* **THE EXERCISE**
Check each line of the listing below for the word "Mechanical" and say how many lines have it. Nothing else should be written.
## START DATA PROVIDED
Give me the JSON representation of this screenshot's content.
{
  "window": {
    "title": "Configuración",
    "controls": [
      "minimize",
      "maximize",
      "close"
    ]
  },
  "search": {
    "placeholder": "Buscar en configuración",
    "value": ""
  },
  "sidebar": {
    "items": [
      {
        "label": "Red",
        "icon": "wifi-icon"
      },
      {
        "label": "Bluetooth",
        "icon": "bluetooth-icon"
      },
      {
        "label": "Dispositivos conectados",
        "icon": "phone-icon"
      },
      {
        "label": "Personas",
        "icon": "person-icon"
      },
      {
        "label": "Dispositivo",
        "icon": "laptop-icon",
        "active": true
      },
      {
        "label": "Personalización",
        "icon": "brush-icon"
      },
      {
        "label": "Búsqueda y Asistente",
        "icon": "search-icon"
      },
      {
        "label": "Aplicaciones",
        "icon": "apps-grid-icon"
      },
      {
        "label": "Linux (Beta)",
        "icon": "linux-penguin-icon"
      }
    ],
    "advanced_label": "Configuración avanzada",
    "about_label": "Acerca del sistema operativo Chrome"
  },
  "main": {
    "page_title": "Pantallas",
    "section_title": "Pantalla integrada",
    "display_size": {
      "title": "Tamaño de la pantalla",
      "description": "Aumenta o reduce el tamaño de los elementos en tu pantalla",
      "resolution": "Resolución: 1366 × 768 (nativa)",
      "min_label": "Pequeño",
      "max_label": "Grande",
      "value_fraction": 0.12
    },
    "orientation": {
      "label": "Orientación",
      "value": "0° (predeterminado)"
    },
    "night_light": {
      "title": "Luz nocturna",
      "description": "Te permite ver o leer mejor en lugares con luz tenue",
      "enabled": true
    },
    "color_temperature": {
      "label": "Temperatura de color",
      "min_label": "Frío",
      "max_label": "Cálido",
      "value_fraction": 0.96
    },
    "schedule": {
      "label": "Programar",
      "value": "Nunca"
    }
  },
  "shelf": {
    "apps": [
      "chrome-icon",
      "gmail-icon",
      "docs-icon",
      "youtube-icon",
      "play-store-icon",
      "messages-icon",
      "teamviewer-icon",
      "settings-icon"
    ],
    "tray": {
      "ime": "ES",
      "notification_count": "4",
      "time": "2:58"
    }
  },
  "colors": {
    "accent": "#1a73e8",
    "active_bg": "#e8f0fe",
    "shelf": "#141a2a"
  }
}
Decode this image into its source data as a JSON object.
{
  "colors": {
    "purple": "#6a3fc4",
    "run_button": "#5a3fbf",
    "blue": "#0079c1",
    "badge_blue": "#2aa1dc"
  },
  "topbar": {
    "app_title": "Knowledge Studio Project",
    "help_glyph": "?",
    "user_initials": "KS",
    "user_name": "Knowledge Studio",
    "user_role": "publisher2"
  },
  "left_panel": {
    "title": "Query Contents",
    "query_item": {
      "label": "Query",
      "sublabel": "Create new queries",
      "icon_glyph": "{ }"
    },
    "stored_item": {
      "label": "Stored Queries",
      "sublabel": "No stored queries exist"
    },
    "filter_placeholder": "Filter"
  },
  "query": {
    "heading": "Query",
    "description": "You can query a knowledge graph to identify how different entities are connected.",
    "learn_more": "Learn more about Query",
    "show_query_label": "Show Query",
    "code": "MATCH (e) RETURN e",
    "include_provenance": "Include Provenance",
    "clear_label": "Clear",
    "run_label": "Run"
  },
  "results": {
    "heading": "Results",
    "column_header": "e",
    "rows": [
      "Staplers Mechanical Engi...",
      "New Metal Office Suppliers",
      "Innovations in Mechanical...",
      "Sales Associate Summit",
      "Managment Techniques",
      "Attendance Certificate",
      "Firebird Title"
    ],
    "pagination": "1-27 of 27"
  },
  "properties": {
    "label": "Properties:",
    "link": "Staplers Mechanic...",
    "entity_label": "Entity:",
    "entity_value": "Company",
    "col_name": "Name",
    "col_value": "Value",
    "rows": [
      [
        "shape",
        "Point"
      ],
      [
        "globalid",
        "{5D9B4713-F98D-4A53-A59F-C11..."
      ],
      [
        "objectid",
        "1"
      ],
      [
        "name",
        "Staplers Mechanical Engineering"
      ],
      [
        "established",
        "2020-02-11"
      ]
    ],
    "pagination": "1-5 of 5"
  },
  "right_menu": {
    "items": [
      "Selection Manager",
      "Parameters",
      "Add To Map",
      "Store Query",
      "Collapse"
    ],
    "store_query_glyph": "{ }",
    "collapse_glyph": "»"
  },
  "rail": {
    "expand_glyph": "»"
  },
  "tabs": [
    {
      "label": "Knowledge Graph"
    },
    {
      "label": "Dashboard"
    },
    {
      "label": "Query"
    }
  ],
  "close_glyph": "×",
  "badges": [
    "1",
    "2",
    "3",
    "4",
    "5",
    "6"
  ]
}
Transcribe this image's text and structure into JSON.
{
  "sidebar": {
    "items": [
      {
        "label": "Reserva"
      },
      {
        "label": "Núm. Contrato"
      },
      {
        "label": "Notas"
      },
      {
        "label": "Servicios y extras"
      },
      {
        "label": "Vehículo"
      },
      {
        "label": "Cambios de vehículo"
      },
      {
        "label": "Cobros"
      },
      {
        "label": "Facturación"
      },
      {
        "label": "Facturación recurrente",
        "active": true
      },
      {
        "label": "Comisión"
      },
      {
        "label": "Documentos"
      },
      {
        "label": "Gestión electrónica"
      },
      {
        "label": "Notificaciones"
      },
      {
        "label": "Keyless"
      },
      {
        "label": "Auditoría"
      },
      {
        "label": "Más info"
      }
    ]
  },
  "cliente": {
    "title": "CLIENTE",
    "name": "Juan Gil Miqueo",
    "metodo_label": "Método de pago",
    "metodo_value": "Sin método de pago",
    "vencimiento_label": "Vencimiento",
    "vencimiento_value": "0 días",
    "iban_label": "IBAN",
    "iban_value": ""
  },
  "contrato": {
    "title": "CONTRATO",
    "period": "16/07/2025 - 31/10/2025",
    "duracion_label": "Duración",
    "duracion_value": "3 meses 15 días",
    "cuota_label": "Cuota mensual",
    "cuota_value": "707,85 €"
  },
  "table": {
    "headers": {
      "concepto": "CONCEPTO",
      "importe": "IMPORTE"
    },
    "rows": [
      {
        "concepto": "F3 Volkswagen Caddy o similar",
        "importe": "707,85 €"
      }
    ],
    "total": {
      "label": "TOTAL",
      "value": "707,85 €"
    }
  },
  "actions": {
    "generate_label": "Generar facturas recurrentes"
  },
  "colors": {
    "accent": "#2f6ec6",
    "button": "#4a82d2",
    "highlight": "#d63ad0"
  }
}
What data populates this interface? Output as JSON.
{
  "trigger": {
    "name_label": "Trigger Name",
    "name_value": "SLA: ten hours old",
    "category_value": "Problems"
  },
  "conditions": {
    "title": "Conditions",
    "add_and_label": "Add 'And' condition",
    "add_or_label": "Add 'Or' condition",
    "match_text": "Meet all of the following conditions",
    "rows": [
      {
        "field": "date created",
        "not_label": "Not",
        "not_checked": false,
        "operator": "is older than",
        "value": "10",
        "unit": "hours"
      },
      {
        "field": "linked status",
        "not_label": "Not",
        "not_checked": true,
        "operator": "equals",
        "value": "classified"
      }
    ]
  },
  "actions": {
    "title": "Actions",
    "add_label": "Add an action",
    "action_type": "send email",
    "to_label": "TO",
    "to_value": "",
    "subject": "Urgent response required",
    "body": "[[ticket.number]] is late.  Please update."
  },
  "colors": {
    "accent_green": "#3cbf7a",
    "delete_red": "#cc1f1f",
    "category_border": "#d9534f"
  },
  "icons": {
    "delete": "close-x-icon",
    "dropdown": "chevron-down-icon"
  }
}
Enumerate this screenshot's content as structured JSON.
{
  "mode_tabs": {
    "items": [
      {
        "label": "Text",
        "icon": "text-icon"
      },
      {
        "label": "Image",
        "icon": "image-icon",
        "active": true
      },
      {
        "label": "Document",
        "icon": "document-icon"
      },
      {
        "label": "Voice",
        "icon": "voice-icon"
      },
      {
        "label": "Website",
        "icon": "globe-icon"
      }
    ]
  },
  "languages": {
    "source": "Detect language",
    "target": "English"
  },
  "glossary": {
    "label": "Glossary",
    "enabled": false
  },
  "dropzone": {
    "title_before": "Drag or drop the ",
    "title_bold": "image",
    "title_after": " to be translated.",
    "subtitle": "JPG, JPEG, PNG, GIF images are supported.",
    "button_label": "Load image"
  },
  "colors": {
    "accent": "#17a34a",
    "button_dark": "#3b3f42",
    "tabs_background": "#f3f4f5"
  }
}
## END DATA PROVIDED
* **EXERCISE RESULT**
3